→ **The task**: Locate each line holding the string "ylabel" and copy it.

=== Data in this exercise ===

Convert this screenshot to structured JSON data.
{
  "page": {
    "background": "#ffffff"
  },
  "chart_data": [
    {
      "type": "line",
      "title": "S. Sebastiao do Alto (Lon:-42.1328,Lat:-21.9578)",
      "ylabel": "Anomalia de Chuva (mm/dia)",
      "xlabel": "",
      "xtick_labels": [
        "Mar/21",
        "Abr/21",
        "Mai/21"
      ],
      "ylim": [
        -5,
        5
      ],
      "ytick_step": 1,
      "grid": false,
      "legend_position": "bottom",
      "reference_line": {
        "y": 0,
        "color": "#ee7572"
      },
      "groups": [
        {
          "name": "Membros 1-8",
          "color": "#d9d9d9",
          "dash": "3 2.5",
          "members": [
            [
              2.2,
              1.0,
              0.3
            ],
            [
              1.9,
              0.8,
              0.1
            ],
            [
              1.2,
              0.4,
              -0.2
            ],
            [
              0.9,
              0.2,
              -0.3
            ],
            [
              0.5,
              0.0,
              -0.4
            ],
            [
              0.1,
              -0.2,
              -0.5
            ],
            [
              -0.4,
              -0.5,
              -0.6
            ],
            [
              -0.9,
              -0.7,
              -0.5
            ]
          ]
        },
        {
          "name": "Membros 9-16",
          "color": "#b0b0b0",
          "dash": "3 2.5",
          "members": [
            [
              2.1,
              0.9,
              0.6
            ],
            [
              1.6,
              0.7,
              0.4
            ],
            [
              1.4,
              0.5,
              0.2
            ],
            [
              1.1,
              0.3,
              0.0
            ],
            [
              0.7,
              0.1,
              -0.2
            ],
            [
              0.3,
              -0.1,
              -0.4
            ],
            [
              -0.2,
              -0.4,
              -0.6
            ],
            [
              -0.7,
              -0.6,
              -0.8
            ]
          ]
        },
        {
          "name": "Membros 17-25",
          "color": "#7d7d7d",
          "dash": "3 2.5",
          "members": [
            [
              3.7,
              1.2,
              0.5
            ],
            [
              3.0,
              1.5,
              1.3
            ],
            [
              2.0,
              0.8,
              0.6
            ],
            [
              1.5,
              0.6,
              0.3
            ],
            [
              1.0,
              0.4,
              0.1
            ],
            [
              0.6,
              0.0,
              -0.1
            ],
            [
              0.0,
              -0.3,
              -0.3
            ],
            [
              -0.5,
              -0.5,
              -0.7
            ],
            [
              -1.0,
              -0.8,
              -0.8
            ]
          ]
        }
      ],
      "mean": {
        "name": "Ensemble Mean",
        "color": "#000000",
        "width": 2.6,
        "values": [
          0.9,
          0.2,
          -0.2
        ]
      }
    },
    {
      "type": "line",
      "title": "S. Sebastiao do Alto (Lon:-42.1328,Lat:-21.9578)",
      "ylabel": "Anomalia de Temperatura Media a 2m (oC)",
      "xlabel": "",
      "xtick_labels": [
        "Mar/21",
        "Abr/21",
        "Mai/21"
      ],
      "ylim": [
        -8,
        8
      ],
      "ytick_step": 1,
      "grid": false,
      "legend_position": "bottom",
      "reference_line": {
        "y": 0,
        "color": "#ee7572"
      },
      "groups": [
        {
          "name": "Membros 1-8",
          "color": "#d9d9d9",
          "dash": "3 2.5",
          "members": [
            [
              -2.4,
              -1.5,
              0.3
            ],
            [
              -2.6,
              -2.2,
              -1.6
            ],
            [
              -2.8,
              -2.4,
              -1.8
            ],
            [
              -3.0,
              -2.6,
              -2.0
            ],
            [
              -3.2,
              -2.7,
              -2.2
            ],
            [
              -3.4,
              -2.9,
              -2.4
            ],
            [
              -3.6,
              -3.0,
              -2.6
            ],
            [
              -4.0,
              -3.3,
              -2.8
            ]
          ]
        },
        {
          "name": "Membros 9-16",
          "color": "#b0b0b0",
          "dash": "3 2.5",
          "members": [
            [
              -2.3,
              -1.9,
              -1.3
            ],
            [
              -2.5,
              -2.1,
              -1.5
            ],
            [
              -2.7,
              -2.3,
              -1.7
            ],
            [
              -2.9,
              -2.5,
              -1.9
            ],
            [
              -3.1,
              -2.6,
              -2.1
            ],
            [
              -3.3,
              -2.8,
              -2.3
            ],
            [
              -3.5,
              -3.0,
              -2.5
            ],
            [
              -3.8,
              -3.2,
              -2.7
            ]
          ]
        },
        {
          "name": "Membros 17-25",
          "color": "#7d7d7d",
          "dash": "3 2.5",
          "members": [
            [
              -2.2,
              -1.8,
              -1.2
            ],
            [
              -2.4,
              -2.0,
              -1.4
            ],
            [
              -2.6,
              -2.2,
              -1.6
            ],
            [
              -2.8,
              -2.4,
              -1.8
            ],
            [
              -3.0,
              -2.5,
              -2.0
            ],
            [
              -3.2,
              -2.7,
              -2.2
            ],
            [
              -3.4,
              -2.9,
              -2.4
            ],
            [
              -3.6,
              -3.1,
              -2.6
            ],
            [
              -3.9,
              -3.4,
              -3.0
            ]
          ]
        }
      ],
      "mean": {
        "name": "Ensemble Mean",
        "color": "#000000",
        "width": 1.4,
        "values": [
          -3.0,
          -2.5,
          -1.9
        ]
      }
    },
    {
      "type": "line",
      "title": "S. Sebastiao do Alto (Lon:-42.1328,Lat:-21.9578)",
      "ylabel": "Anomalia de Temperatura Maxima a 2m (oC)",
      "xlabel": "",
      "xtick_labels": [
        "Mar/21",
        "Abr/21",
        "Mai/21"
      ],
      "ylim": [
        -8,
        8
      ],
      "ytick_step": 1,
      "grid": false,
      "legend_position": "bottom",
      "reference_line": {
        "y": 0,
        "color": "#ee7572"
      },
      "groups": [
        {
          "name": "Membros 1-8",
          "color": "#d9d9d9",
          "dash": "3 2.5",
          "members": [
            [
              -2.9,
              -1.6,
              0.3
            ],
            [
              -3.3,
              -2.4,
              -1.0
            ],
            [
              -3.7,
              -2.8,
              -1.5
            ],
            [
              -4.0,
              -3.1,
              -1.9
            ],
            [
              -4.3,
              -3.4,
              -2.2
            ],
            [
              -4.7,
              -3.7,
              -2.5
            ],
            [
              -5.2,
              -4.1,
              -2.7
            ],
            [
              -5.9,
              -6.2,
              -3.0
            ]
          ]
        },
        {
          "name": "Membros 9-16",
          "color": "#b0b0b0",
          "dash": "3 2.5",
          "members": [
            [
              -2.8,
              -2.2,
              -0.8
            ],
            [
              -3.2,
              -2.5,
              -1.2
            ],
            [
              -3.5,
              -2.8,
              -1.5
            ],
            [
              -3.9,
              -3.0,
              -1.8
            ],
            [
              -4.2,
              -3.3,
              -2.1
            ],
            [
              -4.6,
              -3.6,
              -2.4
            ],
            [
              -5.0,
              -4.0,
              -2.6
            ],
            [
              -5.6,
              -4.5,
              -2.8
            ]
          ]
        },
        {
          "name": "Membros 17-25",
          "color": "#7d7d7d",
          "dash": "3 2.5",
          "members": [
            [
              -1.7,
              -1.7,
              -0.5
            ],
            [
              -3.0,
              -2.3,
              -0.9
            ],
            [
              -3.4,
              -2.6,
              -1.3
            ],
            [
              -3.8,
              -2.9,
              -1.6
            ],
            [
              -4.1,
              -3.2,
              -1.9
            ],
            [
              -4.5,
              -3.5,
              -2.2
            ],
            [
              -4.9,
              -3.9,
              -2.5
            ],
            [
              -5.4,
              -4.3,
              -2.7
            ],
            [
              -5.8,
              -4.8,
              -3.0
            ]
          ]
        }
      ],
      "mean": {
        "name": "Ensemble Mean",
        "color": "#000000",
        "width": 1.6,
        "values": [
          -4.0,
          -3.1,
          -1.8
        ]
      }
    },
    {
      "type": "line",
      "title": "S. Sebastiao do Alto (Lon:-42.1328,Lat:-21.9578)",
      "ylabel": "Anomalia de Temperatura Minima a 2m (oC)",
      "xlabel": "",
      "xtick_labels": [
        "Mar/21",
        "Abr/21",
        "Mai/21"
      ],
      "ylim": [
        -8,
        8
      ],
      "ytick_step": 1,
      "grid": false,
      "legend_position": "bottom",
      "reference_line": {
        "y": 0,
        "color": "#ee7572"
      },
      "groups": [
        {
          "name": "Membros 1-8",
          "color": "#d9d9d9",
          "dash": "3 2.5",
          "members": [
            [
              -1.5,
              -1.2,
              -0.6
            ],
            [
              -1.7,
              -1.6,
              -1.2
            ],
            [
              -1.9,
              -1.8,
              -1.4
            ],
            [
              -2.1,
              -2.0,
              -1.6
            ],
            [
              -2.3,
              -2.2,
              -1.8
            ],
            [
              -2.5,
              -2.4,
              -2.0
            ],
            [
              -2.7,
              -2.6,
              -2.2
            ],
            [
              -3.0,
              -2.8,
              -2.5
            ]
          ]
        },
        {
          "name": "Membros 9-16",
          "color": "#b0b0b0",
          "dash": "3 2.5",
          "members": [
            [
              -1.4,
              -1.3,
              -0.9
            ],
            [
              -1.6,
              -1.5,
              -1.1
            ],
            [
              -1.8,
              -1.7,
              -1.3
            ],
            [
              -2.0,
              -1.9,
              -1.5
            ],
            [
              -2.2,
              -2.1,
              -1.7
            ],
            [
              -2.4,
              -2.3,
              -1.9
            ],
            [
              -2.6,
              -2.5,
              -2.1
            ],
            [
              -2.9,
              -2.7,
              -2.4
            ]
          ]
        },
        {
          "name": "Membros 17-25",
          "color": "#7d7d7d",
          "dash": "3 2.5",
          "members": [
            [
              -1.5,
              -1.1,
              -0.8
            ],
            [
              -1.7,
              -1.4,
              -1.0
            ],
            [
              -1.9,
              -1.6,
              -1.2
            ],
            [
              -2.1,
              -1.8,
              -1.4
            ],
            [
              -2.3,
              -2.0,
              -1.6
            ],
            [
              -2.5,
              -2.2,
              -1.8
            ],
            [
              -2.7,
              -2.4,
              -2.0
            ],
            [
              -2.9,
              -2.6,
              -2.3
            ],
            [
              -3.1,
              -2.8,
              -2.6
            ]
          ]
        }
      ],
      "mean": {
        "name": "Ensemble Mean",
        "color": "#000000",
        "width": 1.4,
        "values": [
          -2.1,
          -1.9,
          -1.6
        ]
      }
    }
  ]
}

===

→ **Written solution**:
      "ylabel": "Anomalia de Chuva (mm/dia)",
      "ylabel": "Anomalia de Temperatura Media a 2m (oC)",
      "ylabel": "Anomalia de Temperatura Maxima a 2m (oC)",
      "ylabel": "Anomalia de Temperatura Minima a 2m (oC)",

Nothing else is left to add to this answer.